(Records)
____

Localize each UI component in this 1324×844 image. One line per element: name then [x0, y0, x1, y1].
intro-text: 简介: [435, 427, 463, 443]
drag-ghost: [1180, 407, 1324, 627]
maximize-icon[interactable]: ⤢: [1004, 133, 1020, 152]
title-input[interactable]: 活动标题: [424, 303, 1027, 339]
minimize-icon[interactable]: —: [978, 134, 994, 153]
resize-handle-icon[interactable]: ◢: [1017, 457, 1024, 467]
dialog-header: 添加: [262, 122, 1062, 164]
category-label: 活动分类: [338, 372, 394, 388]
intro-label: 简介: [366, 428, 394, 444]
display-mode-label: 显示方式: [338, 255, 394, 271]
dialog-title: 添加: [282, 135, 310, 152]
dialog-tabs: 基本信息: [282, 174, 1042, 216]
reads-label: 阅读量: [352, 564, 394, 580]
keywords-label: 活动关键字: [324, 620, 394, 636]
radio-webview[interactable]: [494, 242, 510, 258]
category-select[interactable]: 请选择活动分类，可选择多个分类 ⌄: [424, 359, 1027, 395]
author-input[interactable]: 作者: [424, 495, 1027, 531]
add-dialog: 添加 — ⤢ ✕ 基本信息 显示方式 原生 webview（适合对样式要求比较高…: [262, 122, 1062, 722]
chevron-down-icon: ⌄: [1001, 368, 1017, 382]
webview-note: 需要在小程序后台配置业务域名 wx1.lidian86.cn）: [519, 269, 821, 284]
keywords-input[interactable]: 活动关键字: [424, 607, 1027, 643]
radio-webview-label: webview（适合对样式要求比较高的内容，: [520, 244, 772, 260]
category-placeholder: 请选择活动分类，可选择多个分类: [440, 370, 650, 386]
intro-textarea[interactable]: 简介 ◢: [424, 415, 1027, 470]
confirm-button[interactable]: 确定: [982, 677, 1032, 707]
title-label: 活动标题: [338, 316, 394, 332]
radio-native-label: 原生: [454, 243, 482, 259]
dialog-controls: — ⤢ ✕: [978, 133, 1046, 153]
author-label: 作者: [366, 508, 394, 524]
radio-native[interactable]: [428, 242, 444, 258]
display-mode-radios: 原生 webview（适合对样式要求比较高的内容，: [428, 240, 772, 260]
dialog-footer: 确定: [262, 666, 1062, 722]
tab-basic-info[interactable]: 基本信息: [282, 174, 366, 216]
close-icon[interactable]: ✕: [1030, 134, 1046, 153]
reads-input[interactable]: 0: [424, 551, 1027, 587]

____

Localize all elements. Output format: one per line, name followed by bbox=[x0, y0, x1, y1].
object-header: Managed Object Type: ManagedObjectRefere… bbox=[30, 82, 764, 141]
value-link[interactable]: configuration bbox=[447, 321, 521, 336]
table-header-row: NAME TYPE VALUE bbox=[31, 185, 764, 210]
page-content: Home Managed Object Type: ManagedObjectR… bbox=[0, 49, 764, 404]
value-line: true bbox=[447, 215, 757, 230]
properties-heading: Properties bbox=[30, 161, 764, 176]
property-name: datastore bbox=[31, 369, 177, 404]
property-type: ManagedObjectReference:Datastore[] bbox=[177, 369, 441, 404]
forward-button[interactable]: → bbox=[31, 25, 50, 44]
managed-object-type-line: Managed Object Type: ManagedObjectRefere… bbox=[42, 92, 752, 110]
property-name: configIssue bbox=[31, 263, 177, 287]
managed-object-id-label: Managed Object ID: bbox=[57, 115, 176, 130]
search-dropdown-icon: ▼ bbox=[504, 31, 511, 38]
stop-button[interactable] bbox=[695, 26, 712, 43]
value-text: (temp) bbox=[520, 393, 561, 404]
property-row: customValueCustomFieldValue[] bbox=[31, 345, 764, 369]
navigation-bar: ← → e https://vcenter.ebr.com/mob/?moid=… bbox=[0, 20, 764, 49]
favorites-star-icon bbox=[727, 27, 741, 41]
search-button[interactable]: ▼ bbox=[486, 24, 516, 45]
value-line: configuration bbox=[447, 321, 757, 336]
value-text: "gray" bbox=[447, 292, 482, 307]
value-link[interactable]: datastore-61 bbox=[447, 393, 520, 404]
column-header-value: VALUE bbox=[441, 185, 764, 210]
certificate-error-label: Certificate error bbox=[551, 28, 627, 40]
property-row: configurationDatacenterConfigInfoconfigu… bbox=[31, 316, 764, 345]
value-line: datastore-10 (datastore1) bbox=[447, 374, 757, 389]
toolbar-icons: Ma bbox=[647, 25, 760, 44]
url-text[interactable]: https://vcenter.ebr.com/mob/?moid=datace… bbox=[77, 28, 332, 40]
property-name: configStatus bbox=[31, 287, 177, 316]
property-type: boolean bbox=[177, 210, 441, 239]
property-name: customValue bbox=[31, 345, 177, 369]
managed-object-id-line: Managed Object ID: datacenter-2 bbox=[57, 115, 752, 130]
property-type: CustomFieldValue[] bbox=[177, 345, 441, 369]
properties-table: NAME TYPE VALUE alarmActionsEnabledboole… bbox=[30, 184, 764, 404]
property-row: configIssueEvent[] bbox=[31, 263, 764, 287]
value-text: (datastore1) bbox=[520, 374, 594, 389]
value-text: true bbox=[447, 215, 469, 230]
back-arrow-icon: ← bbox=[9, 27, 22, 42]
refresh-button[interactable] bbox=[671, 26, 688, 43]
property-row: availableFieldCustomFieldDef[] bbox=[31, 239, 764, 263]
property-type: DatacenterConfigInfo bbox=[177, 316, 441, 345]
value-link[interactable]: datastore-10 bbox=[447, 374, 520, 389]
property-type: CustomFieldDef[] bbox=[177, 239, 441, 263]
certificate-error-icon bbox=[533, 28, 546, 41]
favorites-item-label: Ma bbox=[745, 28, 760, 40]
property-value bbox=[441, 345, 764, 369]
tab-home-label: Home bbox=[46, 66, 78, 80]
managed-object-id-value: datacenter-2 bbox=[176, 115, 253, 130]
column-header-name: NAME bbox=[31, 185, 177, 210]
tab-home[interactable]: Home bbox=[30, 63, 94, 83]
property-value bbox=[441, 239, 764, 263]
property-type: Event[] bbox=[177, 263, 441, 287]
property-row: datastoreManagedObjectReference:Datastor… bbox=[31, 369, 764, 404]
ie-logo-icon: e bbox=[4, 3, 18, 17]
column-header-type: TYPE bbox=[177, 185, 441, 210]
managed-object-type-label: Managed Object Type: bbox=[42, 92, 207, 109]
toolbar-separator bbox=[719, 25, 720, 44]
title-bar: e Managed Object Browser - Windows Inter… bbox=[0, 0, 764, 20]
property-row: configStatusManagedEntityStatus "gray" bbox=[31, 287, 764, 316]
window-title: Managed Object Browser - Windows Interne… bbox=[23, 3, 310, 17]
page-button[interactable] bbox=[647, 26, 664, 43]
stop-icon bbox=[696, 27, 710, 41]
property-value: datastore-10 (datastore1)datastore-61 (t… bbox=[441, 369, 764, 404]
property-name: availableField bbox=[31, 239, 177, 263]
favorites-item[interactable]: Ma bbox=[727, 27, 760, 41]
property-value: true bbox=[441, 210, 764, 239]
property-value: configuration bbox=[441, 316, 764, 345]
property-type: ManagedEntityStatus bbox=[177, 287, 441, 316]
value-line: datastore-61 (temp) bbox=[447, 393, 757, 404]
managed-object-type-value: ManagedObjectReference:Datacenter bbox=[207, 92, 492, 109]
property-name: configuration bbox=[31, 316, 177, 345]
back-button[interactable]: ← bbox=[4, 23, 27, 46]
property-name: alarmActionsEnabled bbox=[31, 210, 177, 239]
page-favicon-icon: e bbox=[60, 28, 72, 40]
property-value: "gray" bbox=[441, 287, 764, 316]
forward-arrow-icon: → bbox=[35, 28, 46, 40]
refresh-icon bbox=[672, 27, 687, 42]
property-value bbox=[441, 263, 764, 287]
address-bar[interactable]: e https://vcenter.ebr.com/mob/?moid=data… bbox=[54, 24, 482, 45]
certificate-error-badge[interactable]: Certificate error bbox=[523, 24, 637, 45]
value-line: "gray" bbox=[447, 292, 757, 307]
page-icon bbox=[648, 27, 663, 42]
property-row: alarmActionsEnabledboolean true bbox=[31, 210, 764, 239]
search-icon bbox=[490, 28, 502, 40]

____

(Short problem) Repeat everything from the line that contains "Localize each UI" down to the line that contains "reads-input[interactable]: 0: [424, 551, 1027, 587]", including both of those lines.

(The response)
Localize each UI component in this 1324×844 image. One line per element: name then [x0, y0, x1, y1].
intro-text: 简介: [435, 427, 463, 443]
drag-ghost: [1180, 407, 1324, 627]
maximize-icon[interactable]: ⤢: [1004, 133, 1020, 152]
title-input[interactable]: 活动标题: [424, 303, 1027, 339]
minimize-icon[interactable]: —: [978, 134, 994, 153]
resize-handle-icon[interactable]: ◢: [1017, 457, 1024, 467]
dialog-header: 添加: [262, 122, 1062, 164]
category-label: 活动分类: [338, 372, 394, 388]
intro-label: 简介: [366, 428, 394, 444]
display-mode-label: 显示方式: [338, 255, 394, 271]
dialog-title: 添加: [282, 135, 310, 152]
dialog-tabs: 基本信息: [282, 174, 1042, 216]
reads-label: 阅读量: [352, 564, 394, 580]
keywords-label: 活动关键字: [324, 620, 394, 636]
radio-webview[interactable]: [494, 242, 510, 258]
category-select[interactable]: 请选择活动分类，可选择多个分类 ⌄: [424, 359, 1027, 395]
author-input[interactable]: 作者: [424, 495, 1027, 531]
add-dialog: 添加 — ⤢ ✕ 基本信息 显示方式 原生 webview（适合对样式要求比较高…: [262, 122, 1062, 722]
chevron-down-icon: ⌄: [1001, 368, 1017, 382]
webview-note: 需要在小程序后台配置业务域名 wx1.lidian86.cn）: [519, 269, 821, 284]
keywords-input[interactable]: 活动关键字: [424, 607, 1027, 643]
radio-webview-label: webview（适合对样式要求比较高的内容，: [520, 244, 772, 260]
category-placeholder: 请选择活动分类，可选择多个分类: [440, 370, 650, 386]
intro-textarea[interactable]: 简介 ◢: [424, 415, 1027, 470]
confirm-button[interactable]: 确定: [982, 677, 1032, 707]
title-label: 活动标题: [338, 316, 394, 332]
radio-native-label: 原生: [454, 243, 482, 259]
dialog-controls: — ⤢ ✕: [978, 133, 1046, 153]
author-label: 作者: [366, 508, 394, 524]
radio-native[interactable]: [428, 242, 444, 258]
display-mode-radios: 原生 webview（适合对样式要求比较高的内容，: [428, 240, 772, 260]
dialog-footer: 确定: [262, 666, 1062, 722]
tab-basic-info[interactable]: 基本信息: [282, 174, 366, 216]
close-icon[interactable]: ✕: [1030, 134, 1046, 153]
reads-input[interactable]: 0: [424, 551, 1027, 587]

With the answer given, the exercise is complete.